Aim of the exercise> Look through the material below for "under". Copy every line that contains it.

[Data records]
— start —

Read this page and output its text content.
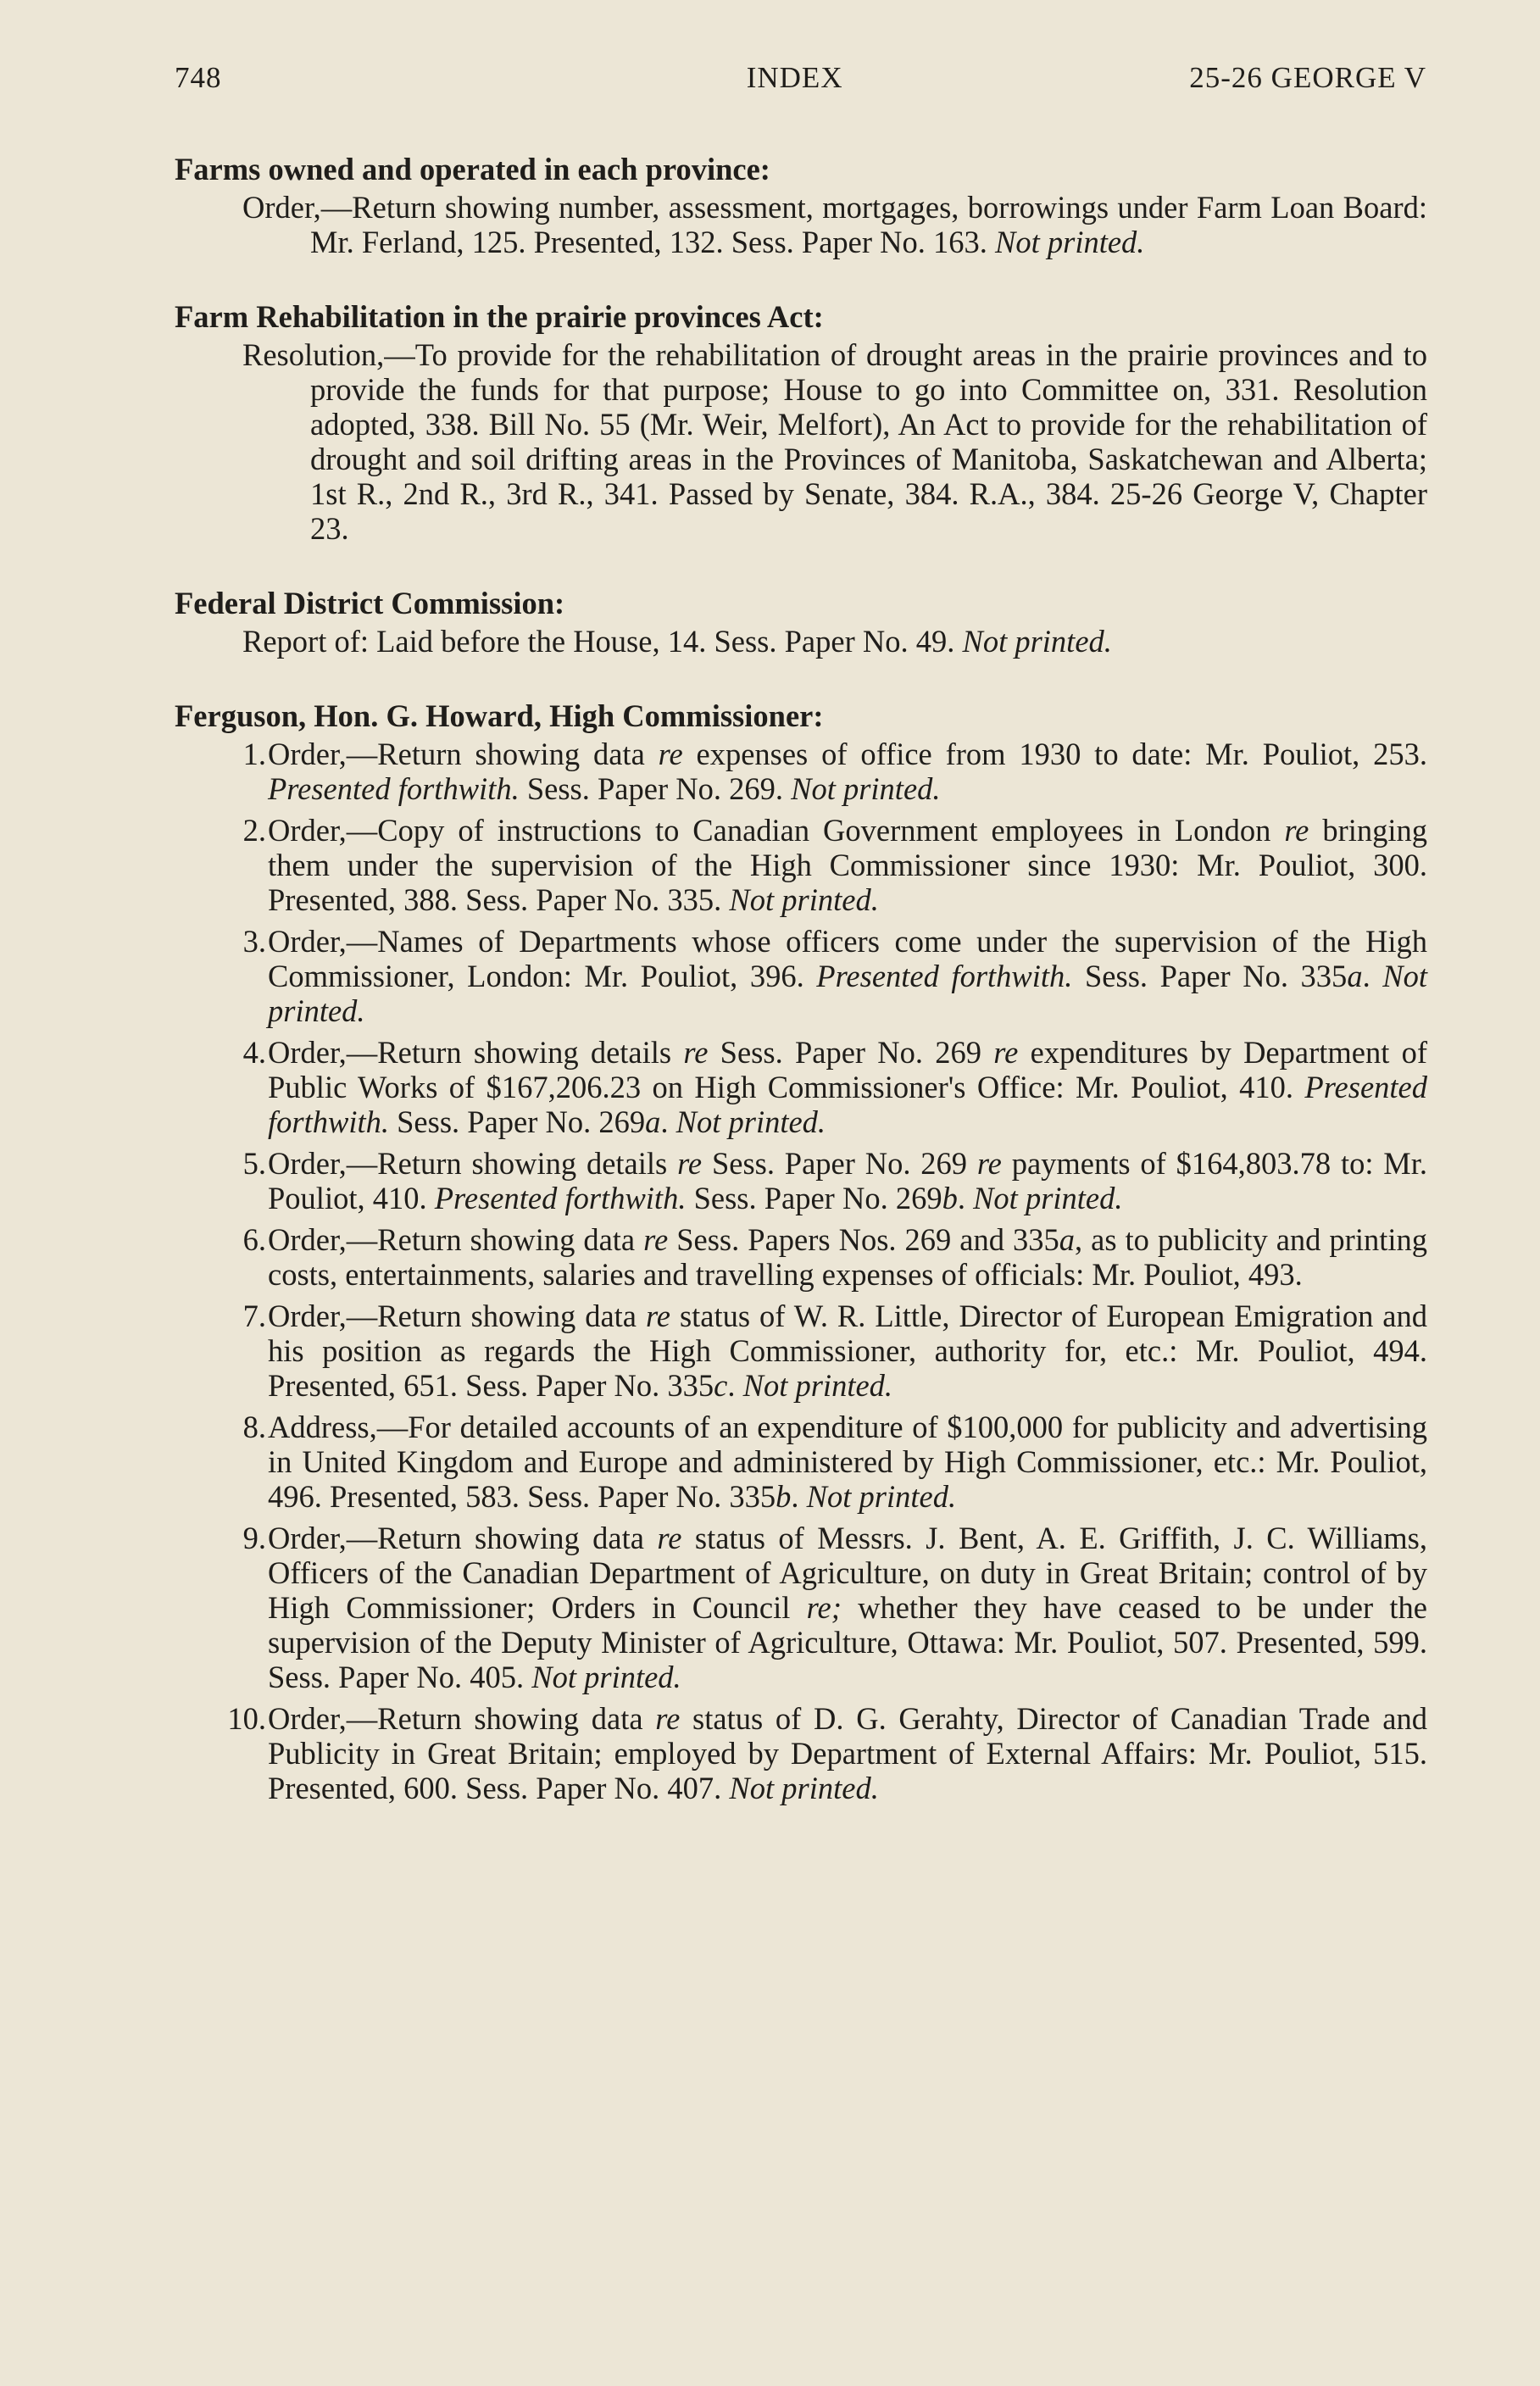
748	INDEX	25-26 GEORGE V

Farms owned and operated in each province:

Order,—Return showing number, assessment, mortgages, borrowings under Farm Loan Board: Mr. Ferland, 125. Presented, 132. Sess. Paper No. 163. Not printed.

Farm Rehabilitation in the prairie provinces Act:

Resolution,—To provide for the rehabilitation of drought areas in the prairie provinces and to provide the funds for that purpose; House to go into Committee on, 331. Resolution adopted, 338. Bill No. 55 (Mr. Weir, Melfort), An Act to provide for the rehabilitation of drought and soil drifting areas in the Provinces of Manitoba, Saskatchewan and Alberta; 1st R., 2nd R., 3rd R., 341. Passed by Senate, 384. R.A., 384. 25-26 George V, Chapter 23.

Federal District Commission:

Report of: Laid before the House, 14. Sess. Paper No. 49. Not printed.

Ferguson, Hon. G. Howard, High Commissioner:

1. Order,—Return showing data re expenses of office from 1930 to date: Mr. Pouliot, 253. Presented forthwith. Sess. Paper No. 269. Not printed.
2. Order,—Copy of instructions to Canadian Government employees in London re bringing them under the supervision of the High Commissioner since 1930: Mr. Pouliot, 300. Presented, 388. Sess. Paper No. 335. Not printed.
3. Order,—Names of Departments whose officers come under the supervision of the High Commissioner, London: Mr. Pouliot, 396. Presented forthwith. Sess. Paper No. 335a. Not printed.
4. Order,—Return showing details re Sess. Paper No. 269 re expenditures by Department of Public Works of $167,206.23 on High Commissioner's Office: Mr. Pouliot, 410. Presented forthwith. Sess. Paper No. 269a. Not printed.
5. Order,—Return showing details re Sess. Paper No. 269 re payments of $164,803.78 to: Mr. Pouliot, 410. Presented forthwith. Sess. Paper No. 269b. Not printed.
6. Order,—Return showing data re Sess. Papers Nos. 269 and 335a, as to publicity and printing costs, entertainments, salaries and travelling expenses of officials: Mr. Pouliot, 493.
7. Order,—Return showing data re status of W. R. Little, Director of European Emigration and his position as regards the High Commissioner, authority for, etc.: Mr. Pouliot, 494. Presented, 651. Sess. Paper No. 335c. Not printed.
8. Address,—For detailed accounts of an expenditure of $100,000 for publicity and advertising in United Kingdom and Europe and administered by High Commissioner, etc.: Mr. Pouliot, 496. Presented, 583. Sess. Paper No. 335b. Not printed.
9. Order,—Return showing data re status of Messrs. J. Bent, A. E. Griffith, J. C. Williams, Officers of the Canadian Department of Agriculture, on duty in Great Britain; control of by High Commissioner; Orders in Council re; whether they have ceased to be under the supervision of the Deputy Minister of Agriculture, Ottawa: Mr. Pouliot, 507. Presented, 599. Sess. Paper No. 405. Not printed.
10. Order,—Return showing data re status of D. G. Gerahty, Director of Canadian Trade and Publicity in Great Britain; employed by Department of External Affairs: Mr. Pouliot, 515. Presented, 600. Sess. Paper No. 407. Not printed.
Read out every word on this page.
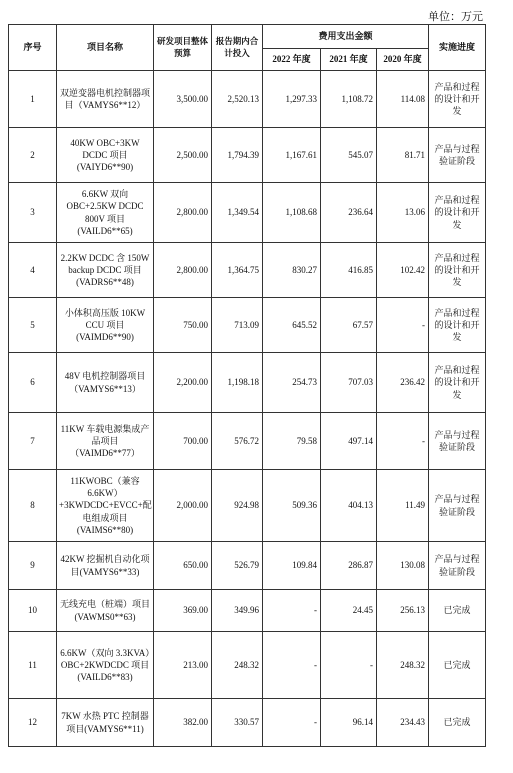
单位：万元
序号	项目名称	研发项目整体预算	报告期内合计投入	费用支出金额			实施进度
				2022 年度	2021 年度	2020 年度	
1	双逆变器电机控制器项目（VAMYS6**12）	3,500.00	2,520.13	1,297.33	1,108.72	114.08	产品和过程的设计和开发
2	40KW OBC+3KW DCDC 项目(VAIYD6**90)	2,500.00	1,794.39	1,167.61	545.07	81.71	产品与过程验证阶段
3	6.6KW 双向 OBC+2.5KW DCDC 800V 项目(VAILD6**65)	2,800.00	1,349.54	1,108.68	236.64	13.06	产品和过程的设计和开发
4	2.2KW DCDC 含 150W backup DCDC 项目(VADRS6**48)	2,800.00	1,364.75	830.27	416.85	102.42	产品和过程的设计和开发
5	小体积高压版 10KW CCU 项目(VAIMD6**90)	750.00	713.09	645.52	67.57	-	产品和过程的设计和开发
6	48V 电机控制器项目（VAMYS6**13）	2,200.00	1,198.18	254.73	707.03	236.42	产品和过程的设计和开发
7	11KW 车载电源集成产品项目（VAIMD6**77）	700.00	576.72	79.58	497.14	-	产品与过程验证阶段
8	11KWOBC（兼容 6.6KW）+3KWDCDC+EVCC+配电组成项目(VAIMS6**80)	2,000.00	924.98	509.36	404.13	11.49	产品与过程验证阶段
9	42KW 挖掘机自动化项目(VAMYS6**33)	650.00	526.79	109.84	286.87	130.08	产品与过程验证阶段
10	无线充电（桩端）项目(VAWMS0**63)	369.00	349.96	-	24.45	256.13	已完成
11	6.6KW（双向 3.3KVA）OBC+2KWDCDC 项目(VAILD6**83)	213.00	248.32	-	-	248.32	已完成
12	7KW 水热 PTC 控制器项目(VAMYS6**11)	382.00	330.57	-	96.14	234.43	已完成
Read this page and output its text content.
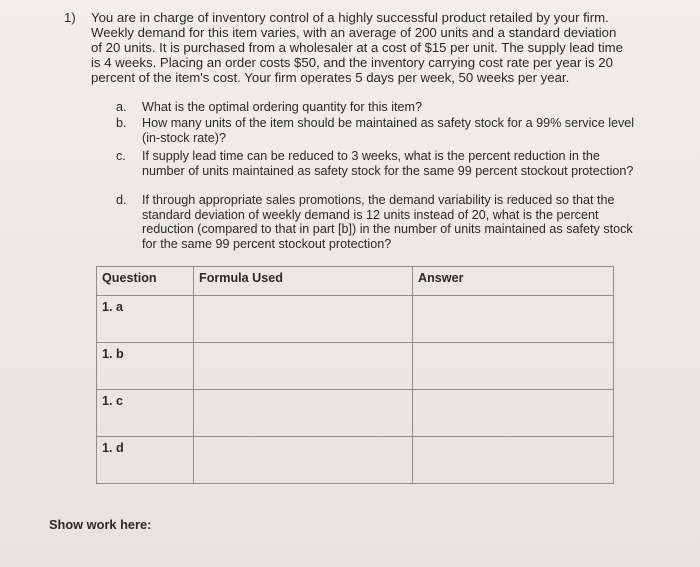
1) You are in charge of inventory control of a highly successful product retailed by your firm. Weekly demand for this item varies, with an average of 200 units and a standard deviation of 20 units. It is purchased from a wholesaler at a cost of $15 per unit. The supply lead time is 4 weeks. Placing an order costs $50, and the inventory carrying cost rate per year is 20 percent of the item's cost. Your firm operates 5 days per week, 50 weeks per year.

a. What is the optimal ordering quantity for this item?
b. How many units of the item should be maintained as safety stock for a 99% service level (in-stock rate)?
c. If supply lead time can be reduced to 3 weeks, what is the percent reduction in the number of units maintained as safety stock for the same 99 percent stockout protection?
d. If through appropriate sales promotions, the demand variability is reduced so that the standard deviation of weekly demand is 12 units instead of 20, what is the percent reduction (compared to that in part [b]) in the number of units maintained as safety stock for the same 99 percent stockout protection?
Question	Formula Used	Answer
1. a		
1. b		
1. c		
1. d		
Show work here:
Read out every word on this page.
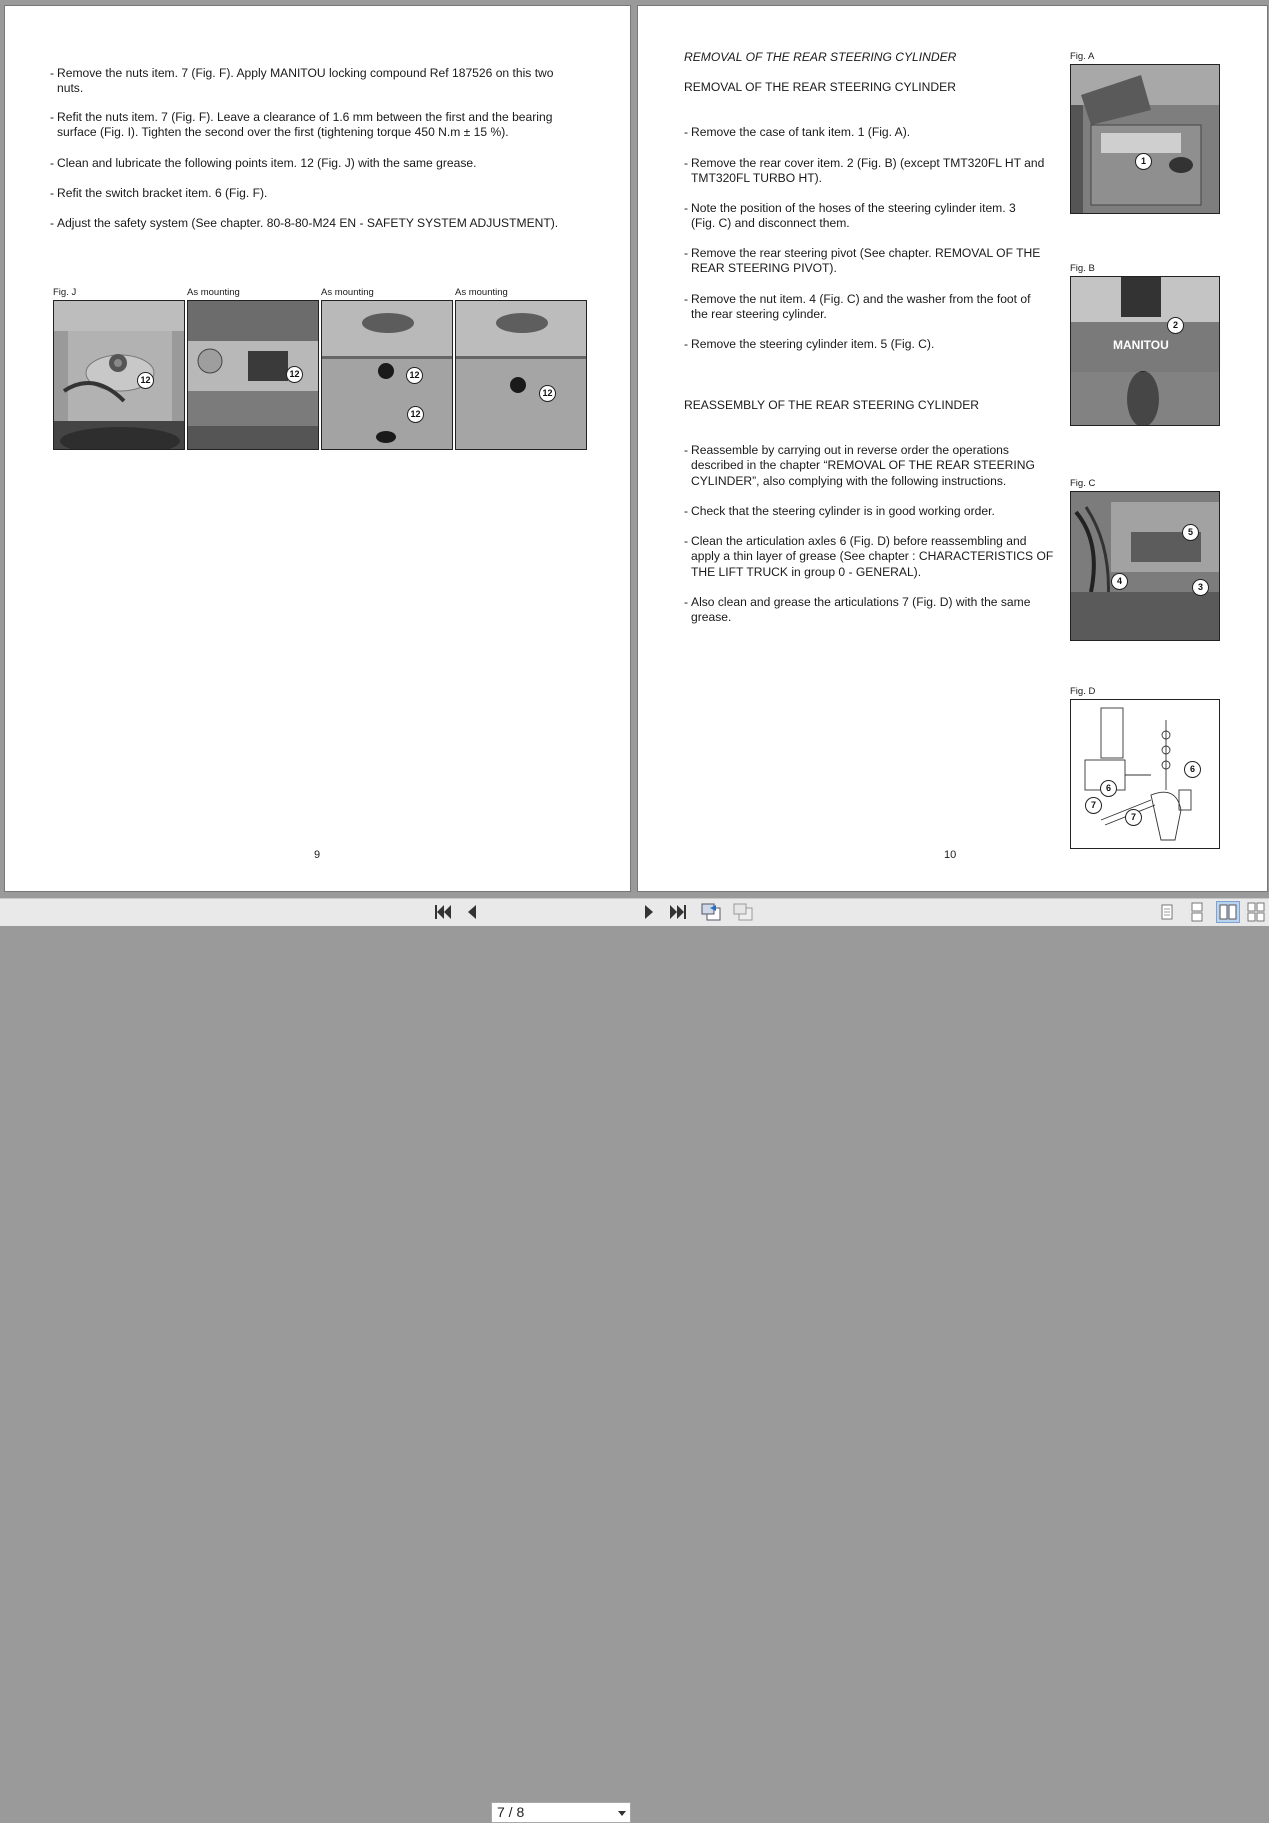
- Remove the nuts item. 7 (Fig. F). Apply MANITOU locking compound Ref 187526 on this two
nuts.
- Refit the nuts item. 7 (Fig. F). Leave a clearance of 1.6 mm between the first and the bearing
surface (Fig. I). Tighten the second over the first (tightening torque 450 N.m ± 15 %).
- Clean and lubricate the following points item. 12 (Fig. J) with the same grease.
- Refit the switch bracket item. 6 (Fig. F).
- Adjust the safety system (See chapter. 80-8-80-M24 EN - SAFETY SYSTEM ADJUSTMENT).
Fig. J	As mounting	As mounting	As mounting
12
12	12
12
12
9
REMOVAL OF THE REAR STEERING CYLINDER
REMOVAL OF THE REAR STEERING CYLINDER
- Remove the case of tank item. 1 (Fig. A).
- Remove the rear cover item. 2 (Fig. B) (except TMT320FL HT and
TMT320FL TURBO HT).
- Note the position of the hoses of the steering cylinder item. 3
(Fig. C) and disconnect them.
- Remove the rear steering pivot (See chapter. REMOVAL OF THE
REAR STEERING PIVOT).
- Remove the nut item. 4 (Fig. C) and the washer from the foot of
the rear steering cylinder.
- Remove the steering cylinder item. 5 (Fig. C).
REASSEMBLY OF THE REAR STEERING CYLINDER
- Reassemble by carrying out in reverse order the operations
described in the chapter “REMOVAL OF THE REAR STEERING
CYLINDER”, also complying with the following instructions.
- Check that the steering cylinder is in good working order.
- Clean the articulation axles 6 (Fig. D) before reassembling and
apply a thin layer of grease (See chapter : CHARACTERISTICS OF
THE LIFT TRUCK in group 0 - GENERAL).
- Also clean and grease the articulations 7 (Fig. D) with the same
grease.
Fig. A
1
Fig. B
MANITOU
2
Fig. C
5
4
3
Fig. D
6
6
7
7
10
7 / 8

— end —

Written answer>
Order,—Return showing number, assessment, mortgages, borrowings under Farm Loan Board: Mr. Ferland, 125. Presented, 132. Sess. Paper No. 163. Not printed.
2. Order,—Copy of instructions to Canadian Government employees in London re bringing them under the supervision of the High Commissioner since 1930: Mr. Pouliot, 300. Presented, 388. Sess. Paper No. 335. Not printed.
3. Order,—Names of Departments whose officers come under the supervision of the High Commissioner, London: Mr. Pouliot, 396. Presented forthwith. Sess. Paper No. 335a. Not printed.
9. Order,—Return showing data re status of Messrs. J. Bent, A. E. Griffith, J. C. Williams, Officers of the Canadian Department of Agriculture, on duty in Great Britain; control of by High Commissioner; Orders in Council re; whether they have ceased to be under the supervision of the Deputy Minister of Agriculture, Ottawa: Mr. Pouliot, 507. Presented, 599. Sess. Paper No. 405. Not printed.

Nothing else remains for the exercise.